Set problem: Write out all of the data exactly as it appears.

--- start of Records to process ---

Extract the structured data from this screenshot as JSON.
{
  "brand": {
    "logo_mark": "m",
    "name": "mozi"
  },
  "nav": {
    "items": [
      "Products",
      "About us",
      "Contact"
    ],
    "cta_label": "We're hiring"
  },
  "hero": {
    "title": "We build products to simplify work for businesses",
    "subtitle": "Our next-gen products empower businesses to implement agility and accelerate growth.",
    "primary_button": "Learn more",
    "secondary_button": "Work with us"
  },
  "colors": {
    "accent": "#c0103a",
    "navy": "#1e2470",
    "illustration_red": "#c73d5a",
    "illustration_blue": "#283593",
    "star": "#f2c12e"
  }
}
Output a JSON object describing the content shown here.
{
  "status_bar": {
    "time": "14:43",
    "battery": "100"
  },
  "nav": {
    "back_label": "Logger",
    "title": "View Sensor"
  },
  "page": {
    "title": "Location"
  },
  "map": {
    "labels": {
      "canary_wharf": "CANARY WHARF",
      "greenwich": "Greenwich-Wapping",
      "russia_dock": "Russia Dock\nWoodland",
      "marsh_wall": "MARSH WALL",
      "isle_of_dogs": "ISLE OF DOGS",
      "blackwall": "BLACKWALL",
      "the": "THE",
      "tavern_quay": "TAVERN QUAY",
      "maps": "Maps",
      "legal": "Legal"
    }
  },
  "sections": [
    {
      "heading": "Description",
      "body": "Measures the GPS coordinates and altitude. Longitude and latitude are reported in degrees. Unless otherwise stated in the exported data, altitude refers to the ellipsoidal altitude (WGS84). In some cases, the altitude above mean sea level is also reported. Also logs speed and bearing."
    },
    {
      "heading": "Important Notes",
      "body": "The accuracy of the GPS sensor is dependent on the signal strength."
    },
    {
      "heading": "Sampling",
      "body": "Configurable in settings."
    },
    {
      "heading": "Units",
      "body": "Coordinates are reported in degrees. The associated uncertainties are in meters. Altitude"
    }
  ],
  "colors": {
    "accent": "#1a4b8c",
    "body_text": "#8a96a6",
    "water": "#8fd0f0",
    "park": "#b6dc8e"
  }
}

--- end of Records to process ---

The answer:
Extract the structured data from this screenshot as JSON.
{
  "brand": {
    "logo_mark": "m",
    "name": "mozi"
  },
  "nav": {
    "items": [
      "Products",
      "About us",
      "Contact"
    ],
    "cta_label": "We're hiring"
  },
  "hero": {
    "title": "We build products to simplify work for businesses",
    "subtitle": "Our next-gen products empower businesses to implement agility and accelerate growth.",
    "primary_button": "Learn more",
    "secondary_button": "Work with us"
  },
  "colors": {
    "accent": "#c0103a",
    "navy": "#1e2470",
    "illustration_red": "#c73d5a",
    "illustration_blue": "#283593",
    "star": "#f2c12e"
  }
}
Output a JSON object describing the content shown here.
{
  "status_bar": {
    "time": "14:43",
    "battery": "100"
  },
  "nav": {
    "back_label": "Logger",
    "title": "View Sensor"
  },
  "page": {
    "title": "Location"
  },
  "map": {
    "labels": {
      "canary_wharf": "CANARY WHARF",
      "greenwich": "Greenwich-Wapping",
      "russia_dock": "Russia Dock\nWoodland",
      "marsh_wall": "MARSH WALL",
      "isle_of_dogs": "ISLE OF DOGS",
      "blackwall": "BLACKWALL",
      "the": "THE",
      "tavern_quay": "TAVERN QUAY",
      "maps": "Maps",
      "legal": "Legal"
    }
  },
  "sections": [
    {
      "heading": "Description",
      "body": "Measures the GPS coordinates and altitude. Longitude and latitude are reported in degrees. Unless otherwise stated in the exported data, altitude refers to the ellipsoidal altitude (WGS84). In some cases, the altitude above mean sea level is also reported. Also logs speed and bearing."
    },
    {
      "heading": "Important Notes",
      "body": "The accuracy of the GPS sensor is dependent on the signal strength."
    },
    {
      "heading": "Sampling",
      "body": "Configurable in settings."
    },
    {
      "heading": "Units",
      "body": "Coordinates are reported in degrees. The associated uncertainties are in meters. Altitude"
    }
  ],
  "colors": {
    "accent": "#1a4b8c",
    "body_text": "#8a96a6",
    "water": "#8fd0f0",
    "park": "#b6dc8e"
  }
}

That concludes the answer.